▸ **WHAT TO PRODUCE**
The records below must be transcribed exactly. Do not include the pictures.

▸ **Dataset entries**
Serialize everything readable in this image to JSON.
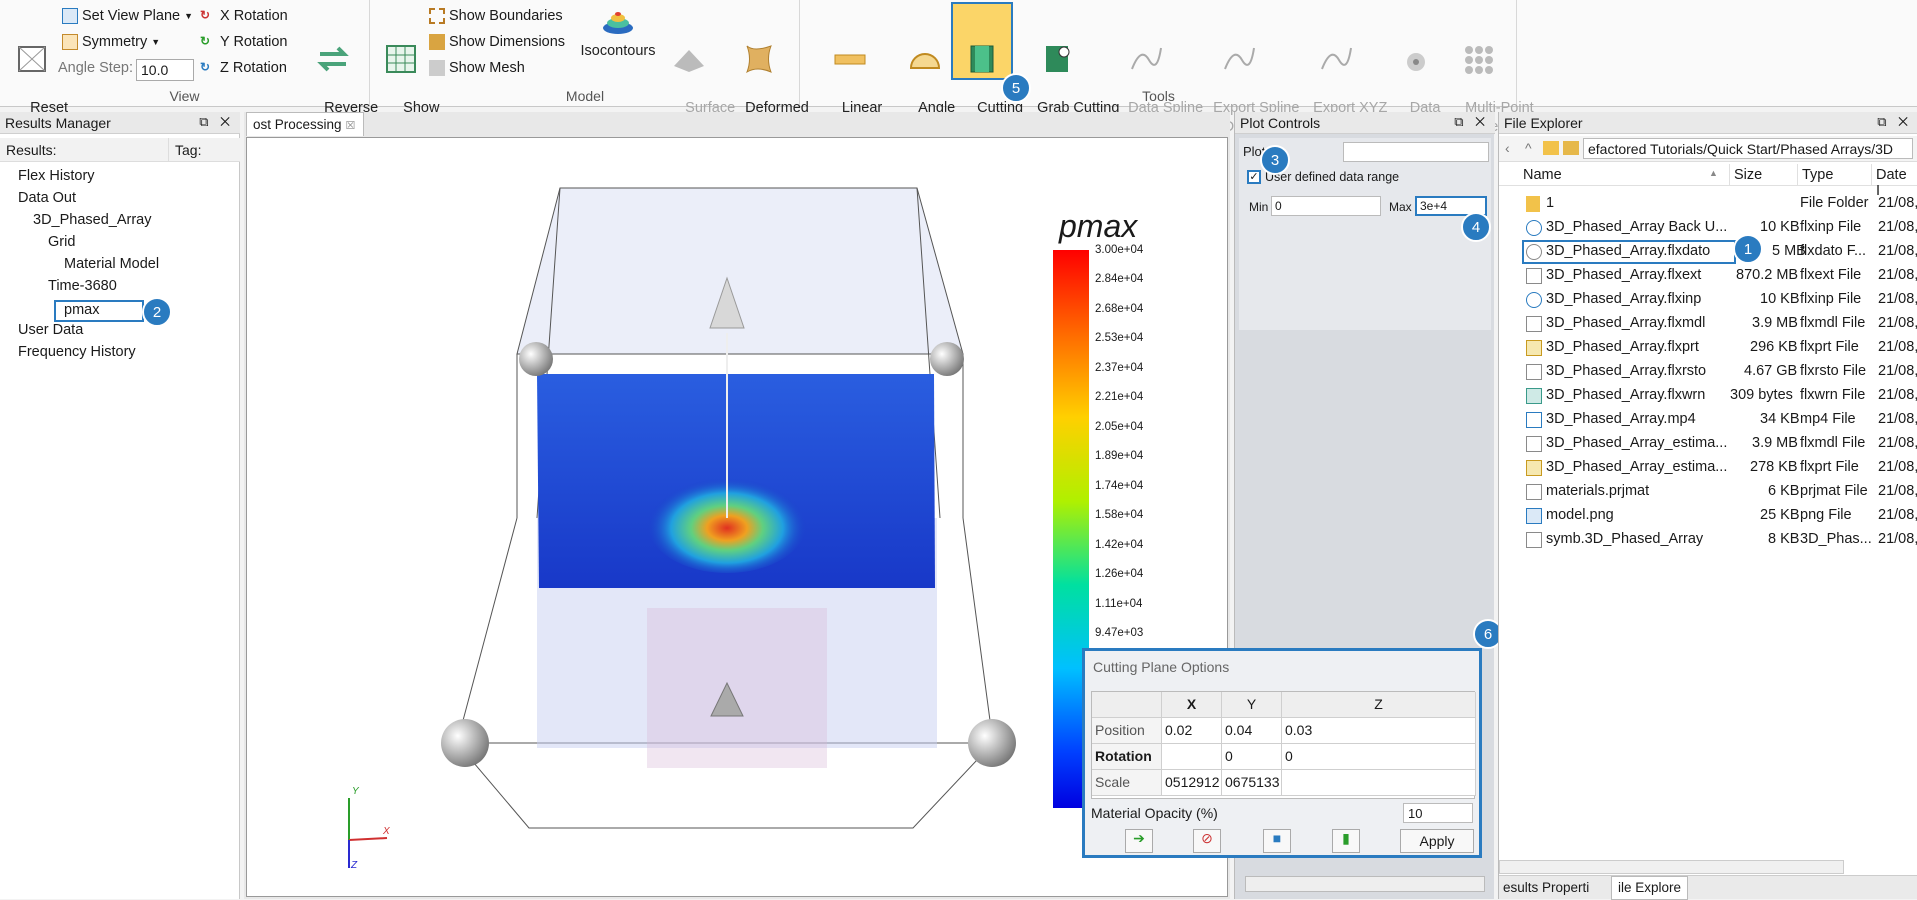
{
  "ribbon": {
    "reset_view": "Reset\nView",
    "set_view_plane": "Set View Plane",
    "symmetry": "Symmetry",
    "angle_step_label": "Angle Step:",
    "angle_step_value": "10.0",
    "x_rotation": "X Rotation",
    "y_rotation": "Y Rotation",
    "z_rotation": "Z Rotation",
    "reverse_rotation": "Reverse\nrotation",
    "view_group": "View",
    "show_grid": "Show\nGrid",
    "show_boundaries": "Show Boundaries",
    "show_dimensions": "Show Dimensions",
    "show_mesh": "Show Mesh",
    "isocontours": "Isocontours",
    "surface_plot": "Surface\nPlot",
    "deformed_grid_plot": "Deformed\nGrid Plot",
    "model_group": "Model",
    "linear_measure": "Linear\nMeasure",
    "angle_measure": "Angle\nMeasure",
    "cutting_plane": "Cutting\nPlane",
    "grab_cutting_plane": "Grab Cutting\nPlane",
    "data_spline_tool": "Data Spline\nTool",
    "export_spline_data": "Export Spline\nData",
    "export_xyz_spline_data": "Export XYZ\nSpline Data",
    "data_probe": "Data\nProbe",
    "multi_point_probe": "Multi-Point\nProbe",
    "tools_group": "Tools"
  },
  "results_manager": {
    "title": "Results Manager",
    "col_results": "Results:",
    "col_tag": "Tag:",
    "tree": [
      "Flex History",
      "Data Out",
      "3D_Phased_Array",
      "Grid",
      "Material Model",
      "Time-3680",
      "pmax",
      "User Data",
      "Frequency History"
    ]
  },
  "viewport": {
    "tab_label": "ost Processing",
    "legend_title": "pmax",
    "legend_ticks": [
      "3.00e+04",
      "2.84e+04",
      "2.68e+04",
      "2.53e+04",
      "2.37e+04",
      "2.21e+04",
      "2.05e+04",
      "1.89e+04",
      "1.74e+04",
      "1.58e+04",
      "1.42e+04",
      "1.26e+04",
      "1.11e+04",
      "9.47e+03"
    ],
    "axis_y": "Y",
    "axis_x": "X",
    "axis_z": "Z"
  },
  "plot_controls": {
    "title": "Plot Controls",
    "plot_label": "Plot",
    "user_defined_range": "User defined data range",
    "min_label": "Min",
    "min_value": "0",
    "max_label": "Max",
    "max_value": "3e+4"
  },
  "cutting_plane_options": {
    "title": "Cutting Plane Options",
    "col_x": "X",
    "col_y": "Y",
    "col_z": "Z",
    "position_label": "Position",
    "position": [
      "0.02",
      "0.04",
      "0.03"
    ],
    "rotation_label": "Rotation",
    "rotation": [
      "",
      "0",
      "0"
    ],
    "scale_label": "Scale",
    "scale": [
      "0512912",
      "0675133",
      ""
    ],
    "opacity_label": "Material Opacity (%)",
    "opacity_value": "10",
    "apply": "Apply"
  },
  "file_explorer": {
    "title": "File Explorer",
    "path": "efactored Tutorials/Quick Start/Phased Arrays/3D",
    "col_name": "Name",
    "col_size": "Size",
    "col_type": "Type",
    "col_date": "Date I",
    "files": [
      {
        "name": "1",
        "size": "",
        "type": "File Folder",
        "date": "21/08,"
      },
      {
        "name": "3D_Phased_Array Back U...",
        "size": "10 KB",
        "type": "flxinp File",
        "date": "21/08,"
      },
      {
        "name": "3D_Phased_Array.flxdato",
        "size": "5 MB",
        "type": "flxdato F...",
        "date": "21/08,"
      },
      {
        "name": "3D_Phased_Array.flxext",
        "size": "870.2 MB",
        "type": "flxext File",
        "date": "21/08,"
      },
      {
        "name": "3D_Phased_Array.flxinp",
        "size": "10 KB",
        "type": "flxinp File",
        "date": "21/08,"
      },
      {
        "name": "3D_Phased_Array.flxmdl",
        "size": "3.9 MB",
        "type": "flxmdl File",
        "date": "21/08,"
      },
      {
        "name": "3D_Phased_Array.flxprt",
        "size": "296 KB",
        "type": "flxprt File",
        "date": "21/08,"
      },
      {
        "name": "3D_Phased_Array.flxrsto",
        "size": "4.67 GB",
        "type": "flxrsto File",
        "date": "21/08,"
      },
      {
        "name": "3D_Phased_Array.flxwrn",
        "size": "309 bytes",
        "type": "flxwrn File",
        "date": "21/08,"
      },
      {
        "name": "3D_Phased_Array.mp4",
        "size": "34 KB",
        "type": "mp4 File",
        "date": "21/08,"
      },
      {
        "name": "3D_Phased_Array_estima...",
        "size": "3.9 MB",
        "type": "flxmdl File",
        "date": "21/08,"
      },
      {
        "name": "3D_Phased_Array_estima...",
        "size": "278 KB",
        "type": "flxprt File",
        "date": "21/08,"
      },
      {
        "name": "materials.prjmat",
        "size": "6 KB",
        "type": "prjmat File",
        "date": "21/08,"
      },
      {
        "name": "model.png",
        "size": "25 KB",
        "type": "png File",
        "date": "21/08,"
      },
      {
        "name": "symb.3D_Phased_Array",
        "size": "8 KB",
        "type": "3D_Phas...",
        "date": "21/08,"
      }
    ],
    "tab_results_props": "esults Properti",
    "tab_file_explorer": "ile Explore"
  },
  "badges": [
    "1",
    "2",
    "3",
    "4",
    "5",
    "6"
  ],
  "colors": {
    "accent": "#2a7bc0",
    "selected": "#fbd568"
  }
}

▸ **REPLY**
Serialize everything readable in this image to JSON.
{
  "ribbon": {
    "reset_view": "Reset\nView",
    "set_view_plane": "Set View Plane",
    "symmetry": "Symmetry",
    "angle_step_label": "Angle Step:",
    "angle_step_value": "10.0",
    "x_rotation": "X Rotation",
    "y_rotation": "Y Rotation",
    "z_rotation": "Z Rotation",
    "reverse_rotation": "Reverse\nrotation",
    "view_group": "View",
    "show_grid": "Show\nGrid",
    "show_boundaries": "Show Boundaries",
    "show_dimensions": "Show Dimensions",
    "show_mesh": "Show Mesh",
    "isocontours": "Isocontours",
    "surface_plot": "Surface\nPlot",
    "deformed_grid_plot": "Deformed\nGrid Plot",
    "model_group": "Model",
    "linear_measure": "Linear\nMeasure",
    "angle_measure": "Angle\nMeasure",
    "cutting_plane": "Cutting\nPlane",
    "grab_cutting_plane": "Grab Cutting\nPlane",
    "data_spline_tool": "Data Spline\nTool",
    "export_spline_data": "Export Spline\nData",
    "export_xyz_spline_data": "Export XYZ\nSpline Data",
    "data_probe": "Data\nProbe",
    "multi_point_probe": "Multi-Point\nProbe",
    "tools_group": "Tools"
  },
  "results_manager": {
    "title": "Results Manager",
    "col_results": "Results:",
    "col_tag": "Tag:",
    "tree": [
      "Flex History",
      "Data Out",
      "3D_Phased_Array",
      "Grid",
      "Material Model",
      "Time-3680",
      "pmax",
      "User Data",
      "Frequency History"
    ]
  },
  "viewport": {
    "tab_label": "ost Processing",
    "legend_title": "pmax",
    "legend_ticks": [
      "3.00e+04",
      "2.84e+04",
      "2.68e+04",
      "2.53e+04",
      "2.37e+04",
      "2.21e+04",
      "2.05e+04",
      "1.89e+04",
      "1.74e+04",
      "1.58e+04",
      "1.42e+04",
      "1.26e+04",
      "1.11e+04",
      "9.47e+03"
    ],
    "axis_y": "Y",
    "axis_x": "X",
    "axis_z": "Z"
  },
  "plot_controls": {
    "title": "Plot Controls",
    "plot_label": "Plot",
    "user_defined_range": "User defined data range",
    "min_label": "Min",
    "min_value": "0",
    "max_label": "Max",
    "max_value": "3e+4"
  },
  "cutting_plane_options": {
    "title": "Cutting Plane Options",
    "col_x": "X",
    "col_y": "Y",
    "col_z": "Z",
    "position_label": "Position",
    "position": [
      "0.02",
      "0.04",
      "0.03"
    ],
    "rotation_label": "Rotation",
    "rotation": [
      "",
      "0",
      "0"
    ],
    "scale_label": "Scale",
    "scale": [
      "0512912",
      "0675133",
      ""
    ],
    "opacity_label": "Material Opacity (%)",
    "opacity_value": "10",
    "apply": "Apply"
  },
  "file_explorer": {
    "title": "File Explorer",
    "path": "efactored Tutorials/Quick Start/Phased Arrays/3D",
    "col_name": "Name",
    "col_size": "Size",
    "col_type": "Type",
    "col_date": "Date I",
    "files": [
      {
        "name": "1",
        "size": "",
        "type": "File Folder",
        "date": "21/08,"
      },
      {
        "name": "3D_Phased_Array Back U...",
        "size": "10 KB",
        "type": "flxinp File",
        "date": "21/08,"
      },
      {
        "name": "3D_Phased_Array.flxdato",
        "size": "5 MB",
        "type": "flxdato F...",
        "date": "21/08,"
      },
      {
        "name": "3D_Phased_Array.flxext",
        "size": "870.2 MB",
        "type": "flxext File",
        "date": "21/08,"
      },
      {
        "name": "3D_Phased_Array.flxinp",
        "size": "10 KB",
        "type": "flxinp File",
        "date": "21/08,"
      },
      {
        "name": "3D_Phased_Array.flxmdl",
        "size": "3.9 MB",
        "type": "flxmdl File",
        "date": "21/08,"
      },
      {
        "name": "3D_Phased_Array.flxprt",
        "size": "296 KB",
        "type": "flxprt File",
        "date": "21/08,"
      },
      {
        "name": "3D_Phased_Array.flxrsto",
        "size": "4.67 GB",
        "type": "flxrsto File",
        "date": "21/08,"
      },
      {
        "name": "3D_Phased_Array.flxwrn",
        "size": "309 bytes",
        "type": "flxwrn File",
        "date": "21/08,"
      },
      {
        "name": "3D_Phased_Array.mp4",
        "size": "34 KB",
        "type": "mp4 File",
        "date": "21/08,"
      },
      {
        "name": "3D_Phased_Array_estima...",
        "size": "3.9 MB",
        "type": "flxmdl File",
        "date": "21/08,"
      },
      {
        "name": "3D_Phased_Array_estima...",
        "size": "278 KB",
        "type": "flxprt File",
        "date": "21/08,"
      },
      {
        "name": "materials.prjmat",
        "size": "6 KB",
        "type": "prjmat File",
        "date": "21/08,"
      },
      {
        "name": "model.png",
        "size": "25 KB",
        "type": "png File",
        "date": "21/08,"
      },
      {
        "name": "symb.3D_Phased_Array",
        "size": "8 KB",
        "type": "3D_Phas...",
        "date": "21/08,"
      }
    ],
    "tab_results_props": "esults Properti",
    "tab_file_explorer": "ile Explore"
  },
  "badges": [
    "1",
    "2",
    "3",
    "4",
    "5",
    "6"
  ],
  "colors": {
    "accent": "#2a7bc0",
    "selected": "#fbd568"
  }
}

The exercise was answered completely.